[Stored entries]

# # # # # # #

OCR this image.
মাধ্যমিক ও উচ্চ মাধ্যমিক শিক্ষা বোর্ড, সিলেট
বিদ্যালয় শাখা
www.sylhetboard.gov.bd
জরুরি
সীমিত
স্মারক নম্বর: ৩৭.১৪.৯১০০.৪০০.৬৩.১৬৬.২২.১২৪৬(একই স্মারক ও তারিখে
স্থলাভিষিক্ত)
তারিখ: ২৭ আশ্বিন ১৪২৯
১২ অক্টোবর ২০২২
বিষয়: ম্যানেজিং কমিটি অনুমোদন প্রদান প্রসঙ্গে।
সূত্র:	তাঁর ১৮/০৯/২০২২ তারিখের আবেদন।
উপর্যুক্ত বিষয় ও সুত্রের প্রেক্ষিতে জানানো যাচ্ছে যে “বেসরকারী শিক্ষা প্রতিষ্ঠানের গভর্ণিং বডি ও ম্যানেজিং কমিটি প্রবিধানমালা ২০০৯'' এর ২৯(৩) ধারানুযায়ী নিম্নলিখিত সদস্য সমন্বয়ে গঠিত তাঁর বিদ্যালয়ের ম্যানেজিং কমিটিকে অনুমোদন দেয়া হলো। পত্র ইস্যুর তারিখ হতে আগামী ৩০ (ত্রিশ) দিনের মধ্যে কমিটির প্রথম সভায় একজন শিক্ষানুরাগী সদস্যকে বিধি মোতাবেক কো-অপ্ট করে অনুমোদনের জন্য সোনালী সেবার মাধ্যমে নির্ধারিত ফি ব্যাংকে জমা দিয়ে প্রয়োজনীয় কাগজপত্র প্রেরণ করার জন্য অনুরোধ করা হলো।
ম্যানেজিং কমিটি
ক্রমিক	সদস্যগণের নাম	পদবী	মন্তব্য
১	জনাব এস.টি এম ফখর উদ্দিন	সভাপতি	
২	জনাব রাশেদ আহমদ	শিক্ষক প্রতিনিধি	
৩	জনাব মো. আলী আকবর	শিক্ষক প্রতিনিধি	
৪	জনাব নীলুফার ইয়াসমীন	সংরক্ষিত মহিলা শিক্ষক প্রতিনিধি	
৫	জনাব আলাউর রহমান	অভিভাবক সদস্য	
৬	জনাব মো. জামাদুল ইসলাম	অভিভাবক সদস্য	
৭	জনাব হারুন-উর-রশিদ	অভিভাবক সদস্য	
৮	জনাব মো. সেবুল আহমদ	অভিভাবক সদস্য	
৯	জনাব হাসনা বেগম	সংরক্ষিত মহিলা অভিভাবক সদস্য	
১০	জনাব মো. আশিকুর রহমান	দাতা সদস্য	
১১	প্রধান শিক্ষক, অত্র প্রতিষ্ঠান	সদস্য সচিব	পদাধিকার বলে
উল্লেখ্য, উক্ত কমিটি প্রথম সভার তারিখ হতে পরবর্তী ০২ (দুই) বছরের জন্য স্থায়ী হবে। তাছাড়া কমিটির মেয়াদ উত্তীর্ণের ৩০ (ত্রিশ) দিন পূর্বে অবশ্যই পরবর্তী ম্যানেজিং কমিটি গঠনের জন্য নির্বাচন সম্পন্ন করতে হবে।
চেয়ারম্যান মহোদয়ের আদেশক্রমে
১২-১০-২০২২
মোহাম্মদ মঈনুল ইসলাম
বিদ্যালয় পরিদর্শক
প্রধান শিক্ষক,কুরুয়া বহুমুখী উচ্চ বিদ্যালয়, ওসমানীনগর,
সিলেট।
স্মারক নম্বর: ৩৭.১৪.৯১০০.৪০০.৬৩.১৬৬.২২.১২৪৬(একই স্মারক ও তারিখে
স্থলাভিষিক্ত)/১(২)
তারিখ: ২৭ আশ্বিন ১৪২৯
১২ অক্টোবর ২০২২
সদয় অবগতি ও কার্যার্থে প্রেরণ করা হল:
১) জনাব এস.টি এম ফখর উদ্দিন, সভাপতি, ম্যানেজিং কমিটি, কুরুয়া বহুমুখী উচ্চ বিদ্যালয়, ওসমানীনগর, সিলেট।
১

# # # # # # #

**Stated exercise**. Repeat every record exactly as written, please.

**Output for this exercise**.
OCR this image.
মাধ্যমিক ও উচ্চ মাধ্যমিক শিক্ষা বোর্ড, সিলেট
বিদ্যালয় শাখা
www.sylhetboard.gov.bd
জরুরি
সীমিত
স্মারক নম্বর: ৩৭.১৪.৯১০০.৪০০.৬৩.১৬৬.২২.১২৪৬(একই স্মারক ও তারিখে
স্থলাভিষিক্ত)
তারিখ: ২৭ আশ্বিন ১৪২৯
১২ অক্টোবর ২০২২
বিষয়: ম্যানেজিং কমিটি অনুমোদন প্রদান প্রসঙ্গে।
সূত্র:	তাঁর ১৮/০৯/২০২২ তারিখের আবেদন।
উপর্যুক্ত বিষয় ও সুত্রের প্রেক্ষিতে জানানো যাচ্ছে যে “বেসরকারী শিক্ষা প্রতিষ্ঠানের গভর্ণিং বডি ও ম্যানেজিং কমিটি প্রবিধানমালা ২০০৯'' এর ২৯(৩) ধারানুযায়ী নিম্নলিখিত সদস্য সমন্বয়ে গঠিত তাঁর বিদ্যালয়ের ম্যানেজিং কমিটিকে অনুমোদন দেয়া হলো। পত্র ইস্যুর তারিখ হতে আগামী ৩০ (ত্রিশ) দিনের মধ্যে কমিটির প্রথম সভায় একজন শিক্ষানুরাগী সদস্যকে বিধি মোতাবেক কো-অপ্ট করে অনুমোদনের জন্য সোনালী সেবার মাধ্যমে নির্ধারিত ফি ব্যাংকে জমা দিয়ে প্রয়োজনীয় কাগজপত্র প্রেরণ করার জন্য অনুরোধ করা হলো।
ম্যানেজিং কমিটি
ক্রমিক	সদস্যগণের নাম	পদবী	মন্তব্য
১	জনাব এস.টি এম ফখর উদ্দিন	সভাপতি	
২	জনাব রাশেদ আহমদ	শিক্ষক প্রতিনিধি	
৩	জনাব মো. আলী আকবর	শিক্ষক প্রতিনিধি	
৪	জনাব নীলুফার ইয়াসমীন	সংরক্ষিত মহিলা শিক্ষক প্রতিনিধি	
৫	জনাব আলাউর রহমান	অভিভাবক সদস্য	
৬	জনাব মো. জামাদুল ইসলাম	অভিভাবক সদস্য	
৭	জনাব হারুন-উর-রশিদ	অভিভাবক সদস্য	
৮	জনাব মো. সেবুল আহমদ	অভিভাবক সদস্য	
৯	জনাব হাসনা বেগম	সংরক্ষিত মহিলা অভিভাবক সদস্য	
১০	জনাব মো. আশিকুর রহমান	দাতা সদস্য	
১১	প্রধান শিক্ষক, অত্র প্রতিষ্ঠান	সদস্য সচিব	পদাধিকার বলে
উল্লেখ্য, উক্ত কমিটি প্রথম সভার তারিখ হতে পরবর্তী ০২ (দুই) বছরের জন্য স্থায়ী হবে। তাছাড়া কমিটির মেয়াদ উত্তীর্ণের ৩০ (ত্রিশ) দিন পূর্বে অবশ্যই পরবর্তী ম্যানেজিং কমিটি গঠনের জন্য নির্বাচন সম্পন্ন করতে হবে।
চেয়ারম্যান মহোদয়ের আদেশক্রমে
১২-১০-২০২২
মোহাম্মদ মঈনুল ইসলাম
বিদ্যালয় পরিদর্শক
প্রধান শিক্ষক,কুরুয়া বহুমুখী উচ্চ বিদ্যালয়, ওসমানীনগর,
সিলেট।
স্মারক নম্বর: ৩৭.১৪.৯১০০.৪০০.৬৩.১৬৬.২২.১২৪৬(একই স্মারক ও তারিখে
স্থলাভিষিক্ত)/১(২)
তারিখ: ২৭ আশ্বিন ১৪২৯
১২ অক্টোবর ২০২২
সদয় অবগতি ও কার্যার্থে প্রেরণ করা হল:
১) জনাব এস.টি এম ফখর উদ্দিন, সভাপতি, ম্যানেজিং কমিটি, কুরুয়া বহুমুখী উচ্চ বিদ্যালয়, ওসমানীনগর, সিলেট।
১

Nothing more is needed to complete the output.